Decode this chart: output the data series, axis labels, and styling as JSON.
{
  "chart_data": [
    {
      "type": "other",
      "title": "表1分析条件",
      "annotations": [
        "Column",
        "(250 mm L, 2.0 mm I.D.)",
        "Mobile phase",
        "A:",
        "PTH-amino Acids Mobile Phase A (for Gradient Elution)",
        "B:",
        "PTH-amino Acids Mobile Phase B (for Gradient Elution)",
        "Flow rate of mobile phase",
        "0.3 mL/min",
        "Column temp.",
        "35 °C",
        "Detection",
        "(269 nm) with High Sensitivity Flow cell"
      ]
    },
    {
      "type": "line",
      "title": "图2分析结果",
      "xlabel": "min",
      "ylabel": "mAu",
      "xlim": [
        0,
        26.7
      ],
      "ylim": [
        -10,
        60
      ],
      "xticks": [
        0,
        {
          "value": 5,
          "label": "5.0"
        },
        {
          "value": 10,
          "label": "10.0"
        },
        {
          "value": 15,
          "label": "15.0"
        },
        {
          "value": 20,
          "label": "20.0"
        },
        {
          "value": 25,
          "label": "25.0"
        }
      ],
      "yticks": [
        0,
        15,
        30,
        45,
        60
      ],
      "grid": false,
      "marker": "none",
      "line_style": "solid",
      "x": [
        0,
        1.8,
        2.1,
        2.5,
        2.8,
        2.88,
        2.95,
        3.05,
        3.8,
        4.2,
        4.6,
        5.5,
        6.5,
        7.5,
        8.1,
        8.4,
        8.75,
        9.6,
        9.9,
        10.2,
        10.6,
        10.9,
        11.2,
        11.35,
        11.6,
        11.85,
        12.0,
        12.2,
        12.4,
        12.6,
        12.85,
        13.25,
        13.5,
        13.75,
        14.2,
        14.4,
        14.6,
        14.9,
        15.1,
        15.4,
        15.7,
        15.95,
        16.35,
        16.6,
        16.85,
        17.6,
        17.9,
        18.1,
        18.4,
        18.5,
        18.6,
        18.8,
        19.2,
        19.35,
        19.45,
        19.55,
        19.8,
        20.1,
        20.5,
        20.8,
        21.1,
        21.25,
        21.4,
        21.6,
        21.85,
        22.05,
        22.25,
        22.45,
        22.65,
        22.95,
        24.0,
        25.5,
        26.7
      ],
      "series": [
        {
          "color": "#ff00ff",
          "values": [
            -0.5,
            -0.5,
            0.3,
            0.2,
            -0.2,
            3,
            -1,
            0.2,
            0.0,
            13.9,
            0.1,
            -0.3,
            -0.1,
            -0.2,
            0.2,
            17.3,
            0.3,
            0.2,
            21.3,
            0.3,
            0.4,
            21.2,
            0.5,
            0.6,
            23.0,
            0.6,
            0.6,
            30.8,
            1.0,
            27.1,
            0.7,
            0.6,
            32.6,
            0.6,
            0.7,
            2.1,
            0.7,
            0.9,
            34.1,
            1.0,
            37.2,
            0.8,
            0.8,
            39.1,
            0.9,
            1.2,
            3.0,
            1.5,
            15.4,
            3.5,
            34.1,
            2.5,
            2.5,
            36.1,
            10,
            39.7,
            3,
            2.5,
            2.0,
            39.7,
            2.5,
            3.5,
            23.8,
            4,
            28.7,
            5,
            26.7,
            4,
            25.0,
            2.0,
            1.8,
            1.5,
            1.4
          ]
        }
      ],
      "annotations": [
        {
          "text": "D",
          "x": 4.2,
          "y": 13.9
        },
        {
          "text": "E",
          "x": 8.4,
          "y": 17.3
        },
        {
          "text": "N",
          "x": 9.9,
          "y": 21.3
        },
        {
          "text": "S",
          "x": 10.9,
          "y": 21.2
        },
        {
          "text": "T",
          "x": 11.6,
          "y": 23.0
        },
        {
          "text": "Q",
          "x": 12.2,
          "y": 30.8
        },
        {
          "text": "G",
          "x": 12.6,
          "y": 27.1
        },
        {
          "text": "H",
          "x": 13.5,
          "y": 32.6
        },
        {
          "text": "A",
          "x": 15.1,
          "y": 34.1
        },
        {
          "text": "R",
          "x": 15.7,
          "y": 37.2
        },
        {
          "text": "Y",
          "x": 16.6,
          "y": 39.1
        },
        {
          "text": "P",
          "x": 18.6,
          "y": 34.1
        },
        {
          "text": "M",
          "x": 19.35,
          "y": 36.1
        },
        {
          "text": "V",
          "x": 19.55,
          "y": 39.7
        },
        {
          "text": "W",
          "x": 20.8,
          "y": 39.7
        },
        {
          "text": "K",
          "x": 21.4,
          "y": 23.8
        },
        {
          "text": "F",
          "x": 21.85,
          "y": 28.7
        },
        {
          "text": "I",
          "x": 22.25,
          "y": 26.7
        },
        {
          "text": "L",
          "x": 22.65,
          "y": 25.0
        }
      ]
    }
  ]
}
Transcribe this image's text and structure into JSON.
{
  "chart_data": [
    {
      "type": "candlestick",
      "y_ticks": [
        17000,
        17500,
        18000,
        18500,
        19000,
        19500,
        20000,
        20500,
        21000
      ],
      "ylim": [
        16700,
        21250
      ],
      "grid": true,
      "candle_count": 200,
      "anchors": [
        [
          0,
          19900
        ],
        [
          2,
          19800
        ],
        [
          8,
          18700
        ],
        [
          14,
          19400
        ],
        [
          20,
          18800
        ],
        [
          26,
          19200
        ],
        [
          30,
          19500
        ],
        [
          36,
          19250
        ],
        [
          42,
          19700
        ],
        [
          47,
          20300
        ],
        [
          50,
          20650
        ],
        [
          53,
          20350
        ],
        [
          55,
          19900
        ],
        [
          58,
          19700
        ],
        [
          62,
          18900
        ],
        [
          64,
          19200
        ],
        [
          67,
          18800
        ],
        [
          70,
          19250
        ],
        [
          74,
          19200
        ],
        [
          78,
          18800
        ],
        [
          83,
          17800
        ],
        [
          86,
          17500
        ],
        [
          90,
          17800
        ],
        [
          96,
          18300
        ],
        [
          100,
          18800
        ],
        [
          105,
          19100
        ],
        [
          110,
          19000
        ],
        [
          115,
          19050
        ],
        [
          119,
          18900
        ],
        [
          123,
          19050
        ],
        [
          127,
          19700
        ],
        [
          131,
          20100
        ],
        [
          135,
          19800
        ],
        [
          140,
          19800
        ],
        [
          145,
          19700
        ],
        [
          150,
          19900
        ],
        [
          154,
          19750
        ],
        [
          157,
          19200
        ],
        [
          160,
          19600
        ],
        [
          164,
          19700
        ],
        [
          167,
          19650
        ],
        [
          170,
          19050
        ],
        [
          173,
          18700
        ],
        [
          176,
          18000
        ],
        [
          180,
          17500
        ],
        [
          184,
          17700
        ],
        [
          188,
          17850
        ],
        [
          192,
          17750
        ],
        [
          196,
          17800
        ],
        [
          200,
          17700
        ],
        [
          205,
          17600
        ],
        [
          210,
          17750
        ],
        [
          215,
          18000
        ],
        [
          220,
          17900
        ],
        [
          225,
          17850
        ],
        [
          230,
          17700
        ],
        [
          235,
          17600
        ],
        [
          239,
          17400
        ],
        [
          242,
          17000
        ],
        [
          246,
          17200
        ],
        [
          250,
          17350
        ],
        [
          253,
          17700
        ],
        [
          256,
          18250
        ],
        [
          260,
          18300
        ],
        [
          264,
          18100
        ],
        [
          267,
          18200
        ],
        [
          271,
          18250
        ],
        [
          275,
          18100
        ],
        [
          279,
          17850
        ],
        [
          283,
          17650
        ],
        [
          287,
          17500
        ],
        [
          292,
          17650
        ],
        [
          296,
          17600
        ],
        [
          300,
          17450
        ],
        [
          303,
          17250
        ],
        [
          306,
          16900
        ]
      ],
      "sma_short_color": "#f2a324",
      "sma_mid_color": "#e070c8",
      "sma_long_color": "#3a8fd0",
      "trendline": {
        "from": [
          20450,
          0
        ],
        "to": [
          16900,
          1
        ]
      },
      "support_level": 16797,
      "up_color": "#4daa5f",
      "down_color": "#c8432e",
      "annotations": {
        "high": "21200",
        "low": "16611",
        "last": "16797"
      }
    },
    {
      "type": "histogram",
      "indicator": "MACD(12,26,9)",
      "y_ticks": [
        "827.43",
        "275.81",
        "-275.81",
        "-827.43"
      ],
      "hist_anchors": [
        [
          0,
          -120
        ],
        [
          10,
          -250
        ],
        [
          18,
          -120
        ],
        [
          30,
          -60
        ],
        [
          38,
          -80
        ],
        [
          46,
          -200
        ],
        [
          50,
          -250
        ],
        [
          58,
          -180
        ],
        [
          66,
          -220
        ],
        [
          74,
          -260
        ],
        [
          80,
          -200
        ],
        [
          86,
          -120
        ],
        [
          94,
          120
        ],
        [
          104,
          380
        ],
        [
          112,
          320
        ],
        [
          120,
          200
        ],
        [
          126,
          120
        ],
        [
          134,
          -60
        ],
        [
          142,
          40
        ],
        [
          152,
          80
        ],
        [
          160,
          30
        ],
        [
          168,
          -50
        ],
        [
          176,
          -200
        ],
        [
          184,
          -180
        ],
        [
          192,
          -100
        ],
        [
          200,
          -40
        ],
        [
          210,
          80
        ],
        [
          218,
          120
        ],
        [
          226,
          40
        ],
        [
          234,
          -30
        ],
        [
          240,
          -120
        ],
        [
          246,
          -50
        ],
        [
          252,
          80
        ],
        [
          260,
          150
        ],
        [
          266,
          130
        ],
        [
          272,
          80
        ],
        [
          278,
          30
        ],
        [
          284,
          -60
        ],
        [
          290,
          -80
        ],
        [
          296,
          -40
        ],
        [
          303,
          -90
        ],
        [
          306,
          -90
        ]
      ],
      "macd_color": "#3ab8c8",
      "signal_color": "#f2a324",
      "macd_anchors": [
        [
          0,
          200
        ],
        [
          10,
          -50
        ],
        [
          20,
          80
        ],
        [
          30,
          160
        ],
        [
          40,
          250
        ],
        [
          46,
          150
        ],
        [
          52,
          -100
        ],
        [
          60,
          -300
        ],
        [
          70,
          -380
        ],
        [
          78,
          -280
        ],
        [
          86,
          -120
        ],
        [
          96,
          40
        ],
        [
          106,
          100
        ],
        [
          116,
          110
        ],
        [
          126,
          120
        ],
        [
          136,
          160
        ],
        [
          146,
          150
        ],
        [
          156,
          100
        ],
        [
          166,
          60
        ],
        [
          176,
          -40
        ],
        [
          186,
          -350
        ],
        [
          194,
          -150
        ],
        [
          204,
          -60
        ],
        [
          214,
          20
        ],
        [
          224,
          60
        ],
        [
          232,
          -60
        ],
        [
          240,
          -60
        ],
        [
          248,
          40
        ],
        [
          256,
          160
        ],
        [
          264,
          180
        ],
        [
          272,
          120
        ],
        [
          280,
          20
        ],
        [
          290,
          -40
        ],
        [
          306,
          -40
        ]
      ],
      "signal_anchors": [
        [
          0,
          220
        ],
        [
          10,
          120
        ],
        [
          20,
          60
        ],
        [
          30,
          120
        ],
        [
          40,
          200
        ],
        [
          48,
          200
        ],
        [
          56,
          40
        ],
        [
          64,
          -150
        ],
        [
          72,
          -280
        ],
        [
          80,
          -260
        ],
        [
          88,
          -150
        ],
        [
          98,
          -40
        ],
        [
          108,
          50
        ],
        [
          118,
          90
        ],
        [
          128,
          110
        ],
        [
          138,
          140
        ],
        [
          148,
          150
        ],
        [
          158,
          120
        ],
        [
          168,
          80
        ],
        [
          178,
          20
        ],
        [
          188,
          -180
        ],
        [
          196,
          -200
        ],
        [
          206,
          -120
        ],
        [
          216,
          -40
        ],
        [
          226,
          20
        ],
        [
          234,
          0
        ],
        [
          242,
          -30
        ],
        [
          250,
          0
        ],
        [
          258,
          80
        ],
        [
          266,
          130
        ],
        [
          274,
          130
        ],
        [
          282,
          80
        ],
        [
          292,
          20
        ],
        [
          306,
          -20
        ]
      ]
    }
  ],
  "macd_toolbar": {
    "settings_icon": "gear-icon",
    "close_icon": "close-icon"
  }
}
--------------------------------------------------
_Do this_
Identify the lines above with the word "amino". Copy them.

_Answer below_
        "PTH-amino Acids Mobile Phase A (for Gradient Elution)",
        "PTH-amino Acids Mobile Phase B (for Gradient Elution)",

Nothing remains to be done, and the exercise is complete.